:: Selected excerpt


    Title doesn't mention "new", neither does summary.

    The summary also correctly implies stellarators are in fact old. Stellarators have long been dark horses

  2. Re:Even if ITER or W7X works, is it economical? by Anonymous Coward · · Score: 5, Informative

    The bullet points where you give numbers make no sense. 10000 tons of lithium? Design studies for DEMO, which would have several GW of thermal output, have a blanket volume on the order of 500 m^3. Even if assuming that was all lithium, you are talking about 300-400 tons, much smaller than 10000 tons. 10000 tons would be a block of lithium about 27 m on a side, which is much larger than the whole reactor vessel design.

    Scaling the costs is very difficult to do. A production reactor would be far cheaper in many ways, because you don't need as much diagnostic access. A lot of compromises have to be made to just get enough space between the magnets of many designs for diagnostics, plus the costs of diagnostics (millions of dollars each for the many of them), plus the costs to use, maintain and analyse them. This is part of why designs for DEMO are only about 15% larger than ITER, but of a much more compact design considering it is producing nearly 4-8 times as much thermal output.

  3. Re:DOE report says fusion is likely uneconomical by blindseer · · Score: 5, Insightful

    Disasters and waste disposal issues for fission are only a concern if we keep doing it like we've done for the last 40 years. We've seen liquid fuel fission that promises to not only be "disaster" proof but can also "eat" the radioactive waste from the reactors we've used for decades.

::::

→ Exercise brief
Extend the fusion power comment thread past its final sentence.

:: Extracted entries

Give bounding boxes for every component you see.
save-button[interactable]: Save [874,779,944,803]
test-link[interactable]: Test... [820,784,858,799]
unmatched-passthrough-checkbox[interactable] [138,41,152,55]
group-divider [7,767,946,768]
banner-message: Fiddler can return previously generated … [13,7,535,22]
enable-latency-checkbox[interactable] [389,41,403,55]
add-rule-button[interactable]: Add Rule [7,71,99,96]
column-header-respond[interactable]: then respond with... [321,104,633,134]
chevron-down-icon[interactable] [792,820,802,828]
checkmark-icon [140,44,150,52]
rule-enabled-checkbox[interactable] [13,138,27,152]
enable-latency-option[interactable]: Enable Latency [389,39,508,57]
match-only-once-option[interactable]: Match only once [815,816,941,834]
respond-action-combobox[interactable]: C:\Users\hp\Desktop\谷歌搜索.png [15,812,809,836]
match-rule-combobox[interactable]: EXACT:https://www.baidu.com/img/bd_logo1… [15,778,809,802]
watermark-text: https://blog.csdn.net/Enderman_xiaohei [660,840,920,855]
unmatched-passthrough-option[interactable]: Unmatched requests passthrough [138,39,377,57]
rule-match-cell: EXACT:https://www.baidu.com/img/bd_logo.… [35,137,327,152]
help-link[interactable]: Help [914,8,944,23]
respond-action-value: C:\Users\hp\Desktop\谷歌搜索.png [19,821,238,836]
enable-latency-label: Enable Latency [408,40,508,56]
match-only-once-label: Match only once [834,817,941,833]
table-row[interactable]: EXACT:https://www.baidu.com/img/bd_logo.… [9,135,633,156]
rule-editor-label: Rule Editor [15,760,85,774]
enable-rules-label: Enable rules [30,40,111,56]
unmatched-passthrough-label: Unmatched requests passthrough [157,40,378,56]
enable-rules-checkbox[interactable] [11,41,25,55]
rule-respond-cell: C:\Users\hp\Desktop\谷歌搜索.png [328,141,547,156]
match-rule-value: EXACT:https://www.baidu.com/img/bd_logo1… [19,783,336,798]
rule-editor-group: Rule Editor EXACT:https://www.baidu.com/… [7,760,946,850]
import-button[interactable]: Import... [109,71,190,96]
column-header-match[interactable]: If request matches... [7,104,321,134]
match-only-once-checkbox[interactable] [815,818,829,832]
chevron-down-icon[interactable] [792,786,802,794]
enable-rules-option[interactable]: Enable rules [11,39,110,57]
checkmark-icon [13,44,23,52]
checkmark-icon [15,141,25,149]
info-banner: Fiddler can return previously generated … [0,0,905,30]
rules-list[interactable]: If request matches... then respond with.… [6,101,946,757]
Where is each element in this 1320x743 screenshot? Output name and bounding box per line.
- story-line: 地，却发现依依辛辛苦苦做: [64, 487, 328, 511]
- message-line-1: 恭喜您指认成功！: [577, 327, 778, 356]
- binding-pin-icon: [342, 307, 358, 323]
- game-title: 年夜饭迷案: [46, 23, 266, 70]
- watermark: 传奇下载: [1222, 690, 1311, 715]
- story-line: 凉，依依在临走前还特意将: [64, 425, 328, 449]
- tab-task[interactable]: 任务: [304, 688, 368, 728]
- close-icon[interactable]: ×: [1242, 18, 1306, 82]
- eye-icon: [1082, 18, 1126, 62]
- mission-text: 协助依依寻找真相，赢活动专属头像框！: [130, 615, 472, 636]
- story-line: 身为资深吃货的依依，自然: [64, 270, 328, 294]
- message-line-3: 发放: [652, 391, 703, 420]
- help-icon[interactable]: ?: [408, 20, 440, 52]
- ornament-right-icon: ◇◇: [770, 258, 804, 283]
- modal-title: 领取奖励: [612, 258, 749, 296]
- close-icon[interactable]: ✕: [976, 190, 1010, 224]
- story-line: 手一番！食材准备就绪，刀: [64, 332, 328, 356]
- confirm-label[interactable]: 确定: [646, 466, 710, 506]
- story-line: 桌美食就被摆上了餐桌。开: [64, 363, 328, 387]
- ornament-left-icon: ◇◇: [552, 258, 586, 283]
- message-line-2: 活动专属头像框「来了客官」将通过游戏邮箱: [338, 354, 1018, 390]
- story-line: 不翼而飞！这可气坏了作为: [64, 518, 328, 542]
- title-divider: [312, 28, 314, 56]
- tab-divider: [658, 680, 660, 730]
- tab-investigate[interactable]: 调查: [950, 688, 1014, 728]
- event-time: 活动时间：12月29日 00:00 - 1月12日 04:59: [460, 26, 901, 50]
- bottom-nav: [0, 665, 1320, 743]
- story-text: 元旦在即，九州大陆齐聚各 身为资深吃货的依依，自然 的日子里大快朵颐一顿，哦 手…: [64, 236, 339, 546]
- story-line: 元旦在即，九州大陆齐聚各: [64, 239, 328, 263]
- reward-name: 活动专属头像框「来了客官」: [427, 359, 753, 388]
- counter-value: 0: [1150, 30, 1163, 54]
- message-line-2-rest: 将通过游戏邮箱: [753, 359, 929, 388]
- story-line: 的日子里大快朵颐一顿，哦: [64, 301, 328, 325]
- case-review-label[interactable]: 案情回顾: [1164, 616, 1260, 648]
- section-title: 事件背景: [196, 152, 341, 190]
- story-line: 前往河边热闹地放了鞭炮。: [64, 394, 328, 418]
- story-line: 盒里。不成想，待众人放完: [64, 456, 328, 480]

::::

→ Response to the exercise
    Liquid fuel fission reactors like liquid fluoride thorium reactors (LFTRs) can be made to be walkaway safe, where any damage would be limited to the destruction of the reactor. LFTRs have safety mechanisms that prevent the possibility of "China Syndrome" style meltdowns. This is primarily because the fuel is already melted, loss of containment means removal of the mechanisms that maintain fission. If the reactor runs too hot a normal "scram" operation involves dumping the core fuel into a drain tank that removes the fuel from the core, the tank is designed in such a way that just air cooling prevents further damage. Thermal failure of the core, as in it gets so hot that it melts, mean the fuel spills onto the floor of the reactor building, and then flows into that same drain tank. It is impossible for a LFTR failure to result in a massive release of radiation.

    Once the powers that be in the federal government realize the value of LFTR we will see fission not only get cheaper but also prove that fission does not mean we have to pile up radioactive waste. That "waste" we have now exists only because of federal government policies that prevent the reprocessing of spent fuel into new fuel and valuable industrial material. LFTR could prove to be a means for making reprocessing of "spent" fuel that is both economically and politically feasible. Much of what makes up "spent" fuel from current reactors is unburnt uranium, stuff that is no more radioactive than what was dug from the ground. If we can get that uranium out and turn it into something useful then not only have we just solve 90% of the "waste" problem but we've also solved an energy problem.

    There's two ways to dispose of radioactive waste. One way is to store it away until it decays, which can take hundreds of years. (Anything that takes longer than hundreds of years to decay is "radioactive" only in the theoretical sense, it's not a hazard to life.) Another way to dispose of radioactive material is in a reactor. If we do it right then that reactor can not only destroy radioactive material but we also get valuable energy from it.

    Like you say, if you ask someone from the 1970s about nuclear power they'll tell you about The China Syndrome. The reason we still think of fission power like we do in the 1970s is because not much has changed in fission technology since then. Why haven't we seen anything new in fission technology since the 1970s? Likely because we have the same people in the Department of Energy that we did in 1979. Time will prove that nuclear fission is safe, cheap, reliable, and the only option we have. That time may come, sadly, only because the people that are holding the technology back have died of old age.

    --
    I am armed because I am free. I am free because I am armed.